__Trecho do documento__.
╭──
A falta de um bom relacionamento com a comida está mascarada em muitas atitudes que vemos por aí, principalmente o comportamento disseminado em forma de 'diário' através de pessoas ativas na internet, levando milhares de outras pessoas a serem influenciadas por tais comportamentos que podem se tornar nocivos à saúde.

Frases como: "Amanhã eu compenso", "É para isso que eu faço dieta!" (Se referindo ao fato de poder se esbaldar comendo em um único evento), "Eu mereço comer tudo isso pois fiz dieta o ano todo" ou comentários como: "Você está linda, amiga! O que fez para emagrecer tanto?", "Você viu que a fulana emagreceu 10 kg em dois meses? Ela é muito focada".

São mensagens que remetem sempre o mesmo núcleo: você só é lindo, dedicado e focado, se estiver se referindo ao peso. Ou então, como nas frases citadas anteriormente, tudo que envolve o dia a dia está ligado ao fato de comer, mesmo que seja a ausência dele o foco da atenção, como nós comportamento que exacerbam o jejum, o comer menos, o comer pouco, treinar muito e ser exaustivamente produtivo o dia todo e todos os dias.
╰──
__Itens__.
╭──
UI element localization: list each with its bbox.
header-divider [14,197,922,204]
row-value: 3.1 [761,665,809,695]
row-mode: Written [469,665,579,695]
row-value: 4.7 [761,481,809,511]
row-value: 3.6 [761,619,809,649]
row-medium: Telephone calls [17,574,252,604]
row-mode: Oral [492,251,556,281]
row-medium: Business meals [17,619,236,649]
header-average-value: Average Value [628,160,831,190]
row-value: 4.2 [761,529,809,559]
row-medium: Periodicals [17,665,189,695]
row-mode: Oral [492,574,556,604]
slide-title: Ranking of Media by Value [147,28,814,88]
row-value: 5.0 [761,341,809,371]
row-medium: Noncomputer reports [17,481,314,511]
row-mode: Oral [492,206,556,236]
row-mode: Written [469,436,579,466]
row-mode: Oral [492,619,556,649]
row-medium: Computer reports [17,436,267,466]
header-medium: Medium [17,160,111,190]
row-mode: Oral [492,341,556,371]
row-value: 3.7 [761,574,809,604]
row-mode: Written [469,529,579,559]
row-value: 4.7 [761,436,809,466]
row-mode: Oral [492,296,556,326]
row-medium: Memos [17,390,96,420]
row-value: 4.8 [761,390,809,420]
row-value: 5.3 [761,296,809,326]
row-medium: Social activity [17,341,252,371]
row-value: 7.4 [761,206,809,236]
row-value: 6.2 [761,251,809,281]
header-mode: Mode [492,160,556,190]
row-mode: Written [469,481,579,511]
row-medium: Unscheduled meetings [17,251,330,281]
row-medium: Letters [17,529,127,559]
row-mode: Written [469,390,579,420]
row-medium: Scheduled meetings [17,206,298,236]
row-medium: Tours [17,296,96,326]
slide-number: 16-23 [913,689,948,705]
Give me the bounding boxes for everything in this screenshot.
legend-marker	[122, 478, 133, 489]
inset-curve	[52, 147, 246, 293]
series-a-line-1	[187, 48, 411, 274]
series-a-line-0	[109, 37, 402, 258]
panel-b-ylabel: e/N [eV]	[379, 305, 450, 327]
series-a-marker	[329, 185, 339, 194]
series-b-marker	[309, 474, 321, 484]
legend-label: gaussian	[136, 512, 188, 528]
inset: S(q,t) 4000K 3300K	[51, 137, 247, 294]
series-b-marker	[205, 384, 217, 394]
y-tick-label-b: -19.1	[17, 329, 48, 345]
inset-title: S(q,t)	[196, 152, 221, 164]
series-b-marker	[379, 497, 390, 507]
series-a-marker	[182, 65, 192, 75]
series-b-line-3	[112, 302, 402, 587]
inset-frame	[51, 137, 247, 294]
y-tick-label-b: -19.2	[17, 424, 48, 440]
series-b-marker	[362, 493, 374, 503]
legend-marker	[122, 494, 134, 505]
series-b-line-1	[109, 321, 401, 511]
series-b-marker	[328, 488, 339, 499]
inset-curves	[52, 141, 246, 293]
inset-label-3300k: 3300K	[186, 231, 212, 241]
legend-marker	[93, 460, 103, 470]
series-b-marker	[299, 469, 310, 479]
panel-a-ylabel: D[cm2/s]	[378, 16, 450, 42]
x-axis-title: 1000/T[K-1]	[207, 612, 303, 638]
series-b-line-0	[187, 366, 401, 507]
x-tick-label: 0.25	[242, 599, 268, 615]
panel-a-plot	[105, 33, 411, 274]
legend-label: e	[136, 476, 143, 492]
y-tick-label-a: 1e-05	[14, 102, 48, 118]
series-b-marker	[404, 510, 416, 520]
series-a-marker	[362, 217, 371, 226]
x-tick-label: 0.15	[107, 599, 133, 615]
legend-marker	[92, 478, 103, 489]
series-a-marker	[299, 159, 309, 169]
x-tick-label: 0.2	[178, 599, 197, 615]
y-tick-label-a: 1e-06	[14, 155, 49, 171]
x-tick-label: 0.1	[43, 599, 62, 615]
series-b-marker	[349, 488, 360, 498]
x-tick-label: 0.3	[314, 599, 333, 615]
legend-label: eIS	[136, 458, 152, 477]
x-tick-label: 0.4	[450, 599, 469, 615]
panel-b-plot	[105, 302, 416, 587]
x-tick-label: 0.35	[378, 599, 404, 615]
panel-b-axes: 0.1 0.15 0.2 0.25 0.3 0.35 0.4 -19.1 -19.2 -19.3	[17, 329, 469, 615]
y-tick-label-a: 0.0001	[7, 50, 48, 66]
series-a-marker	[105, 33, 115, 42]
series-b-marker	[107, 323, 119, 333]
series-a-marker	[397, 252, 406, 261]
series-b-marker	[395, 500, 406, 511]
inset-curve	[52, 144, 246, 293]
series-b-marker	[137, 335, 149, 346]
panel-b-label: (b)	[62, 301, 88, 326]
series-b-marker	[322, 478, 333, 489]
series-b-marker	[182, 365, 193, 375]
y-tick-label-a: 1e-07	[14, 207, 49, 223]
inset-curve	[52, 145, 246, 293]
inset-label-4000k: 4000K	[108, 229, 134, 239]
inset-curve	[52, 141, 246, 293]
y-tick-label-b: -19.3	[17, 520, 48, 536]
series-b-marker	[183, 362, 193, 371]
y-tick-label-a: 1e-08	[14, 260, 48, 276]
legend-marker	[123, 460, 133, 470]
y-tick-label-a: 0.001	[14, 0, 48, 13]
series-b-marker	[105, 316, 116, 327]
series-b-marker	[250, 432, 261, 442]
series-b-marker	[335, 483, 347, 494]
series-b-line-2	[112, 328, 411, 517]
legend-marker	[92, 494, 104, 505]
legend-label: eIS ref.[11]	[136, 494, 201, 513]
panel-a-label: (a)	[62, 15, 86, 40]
╰──
__Aplicação da leitura__.
(A) Imprima a parte do texto sobre a relação com a comida que começa nas palavras "São mensagens que" e termina logo após "todos os dias.".
(B) No texto sobre a relação com a comida, quantos quilos a fulana teria emagrecido, e em quanto tempo?
(C) Retome o texto sobre a relação com a comida a partir de onde ele para.

__Respostas por tarefa__.
(A)
São mensagens que remetem sempre o mesmo núcleo: você só é lindo, dedicado e focado, se estiver se referindo ao peso. Ou então, como nas frases citadas anteriormente, tudo que envolve o dia a dia está ligado ao fato de comer, mesmo que seja a ausência dele o foco da atenção, como nós comportamento que exacerbam o jejum, o comer menos, o comer pouco, treinar muito e ser exaustivamente produtivo o dia todo e todos os dias.

(B) 10 kg em dois meses.

(C)
O ano novo mal começou e o que não falta na internet são pessoas (inclusive influenciadores e celebridades) enviando a mensagem de que o ano que passou foi de dieta, então nas comemorações pretendem se esbaldar, comer compulsivamente e teve até quem passou os primeiros segundos de 2021 já fazendo exercício.

Mesmo que contenha tom de humor, sabemos que tais mensagens transportam ao que conhecemos como transtorno, afinal em tempos de imensa alegria o único objetivo foi mostrar estilo de vida saudável de forma exagerada como sendo a única fonte de felicidade, ou então o transbordar de comer e beber compulsivamente pois 'se guardaram' para isso — mostrando uma excessiva preocupação e tentativa de compensar as restrições, o que não é saudável.

Falando de forma clara, o problema com a comida não se restringe a pessoas com excesso de peso, bem do contrário, o que vemos é uma libertação de pessoas quebrando tabus com o peso na balança sendo cada vez mais sensatas em relação a sua alimentação, buscando manter de forma mais equilibrada o senso comum de comida saudável e hábito, sem estarem presos a dietas restritas ou rotinas insustentáveis.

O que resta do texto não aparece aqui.